**GOAL:** Pictures do not belong in the copy. Return all of the entries exactly.
* * * *
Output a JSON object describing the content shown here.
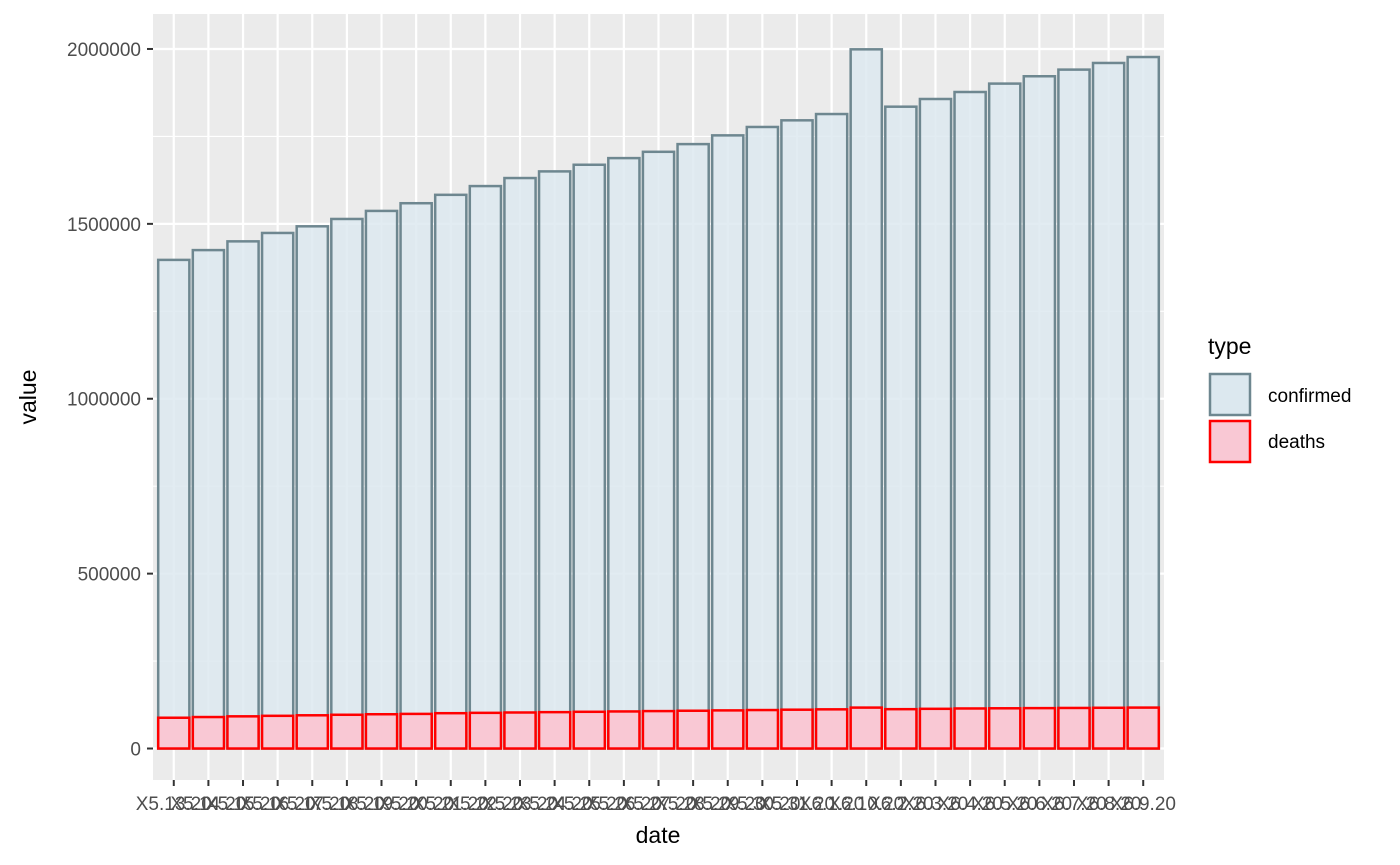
{
  "chart_data": {
    "type": "bar",
    "title": "",
    "xlabel": "date",
    "ylabel": "value",
    "ylim": [
      -90000,
      2100000
    ],
    "yticks": [
      0,
      500000,
      1000000,
      1500000,
      2000000
    ],
    "ytick_labels": [
      "0",
      "500000",
      "1000000",
      "1500000",
      "2000000"
    ],
    "grid": true,
    "legend_position": "right",
    "legend_title": "type",
    "categories": [
      "X5.13.20",
      "X5.14.20",
      "X5.15.20",
      "X5.16.20",
      "X5.17.20",
      "X5.18.20",
      "X5.19.20",
      "X5.20.20",
      "X5.21.20",
      "X5.22.20",
      "X5.23.20",
      "X5.24.20",
      "X5.25.20",
      "X5.26.20",
      "X5.27.20",
      "X5.28.20",
      "X5.29.20",
      "X5.30.20",
      "X5.31.20",
      "X6.1.20",
      "X6.10.20",
      "X6.2.20",
      "X6.3.20",
      "X6.4.20",
      "X6.5.20",
      "X6.6.20",
      "X6.7.20",
      "X6.8.20",
      "X6.9.20"
    ],
    "series": [
      {
        "name": "confirmed",
        "fill": "#dce8ef",
        "stroke": "#6e8790",
        "values": [
          1397000,
          1425000,
          1450000,
          1474000,
          1493000,
          1514000,
          1537000,
          1559000,
          1583000,
          1608000,
          1631000,
          1650000,
          1669000,
          1688000,
          1706000,
          1728000,
          1753000,
          1777000,
          1796000,
          1814000,
          1999000,
          1835000,
          1857000,
          1877000,
          1901000,
          1922000,
          1941000,
          1960000,
          1977000
        ]
      },
      {
        "name": "deaths",
        "fill": "#f9c8d4",
        "stroke": "#ff0000",
        "values": [
          88000,
          90000,
          92000,
          93500,
          95000,
          96500,
          98000,
          99000,
          101000,
          102000,
          103000,
          104000,
          105000,
          106000,
          107000,
          108000,
          109000,
          110000,
          111000,
          112000,
          117000,
          112500,
          113500,
          114500,
          115000,
          115500,
          116000,
          116500,
          117000
        ]
      }
    ]
  }
}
* * * *
**THE RESULT:**
Output a JSON object describing the content shown here.
{
  "chart_data": {
    "type": "bar",
    "title": "",
    "xlabel": "date",
    "ylabel": "value",
    "ylim": [
      -90000,
      2100000
    ],
    "yticks": [
      0,
      500000,
      1000000,
      1500000,
      2000000
    ],
    "ytick_labels": [
      "0",
      "500000",
      "1000000",
      "1500000",
      "2000000"
    ],
    "grid": true,
    "legend_position": "right",
    "legend_title": "type",
    "categories": [
      "X5.13.20",
      "X5.14.20",
      "X5.15.20",
      "X5.16.20",
      "X5.17.20",
      "X5.18.20",
      "X5.19.20",
      "X5.20.20",
      "X5.21.20",
      "X5.22.20",
      "X5.23.20",
      "X5.24.20",
      "X5.25.20",
      "X5.26.20",
      "X5.27.20",
      "X5.28.20",
      "X5.29.20",
      "X5.30.20",
      "X5.31.20",
      "X6.1.20",
      "X6.10.20",
      "X6.2.20",
      "X6.3.20",
      "X6.4.20",
      "X6.5.20",
      "X6.6.20",
      "X6.7.20",
      "X6.8.20",
      "X6.9.20"
    ],
    "series": [
      {
        "name": "confirmed",
        "fill": "#dce8ef",
        "stroke": "#6e8790",
        "values": [
          1397000,
          1425000,
          1450000,
          1474000,
          1493000,
          1514000,
          1537000,
          1559000,
          1583000,
          1608000,
          1631000,
          1650000,
          1669000,
          1688000,
          1706000,
          1728000,
          1753000,
          1777000,
          1796000,
          1814000,
          1999000,
          1835000,
          1857000,
          1877000,
          1901000,
          1922000,
          1941000,
          1960000,
          1977000
        ]
      },
      {
        "name": "deaths",
        "fill": "#f9c8d4",
        "stroke": "#ff0000",
        "values": [
          88000,
          90000,
          92000,
          93500,
          95000,
          96500,
          98000,
          99000,
          101000,
          102000,
          103000,
          104000,
          105000,
          106000,
          107000,
          108000,
          109000,
          110000,
          111000,
          112000,
          117000,
          112500,
          113500,
          114500,
          115000,
          115500,
          116000,
          116500,
          117000
        ]
      }
    ]
  }
}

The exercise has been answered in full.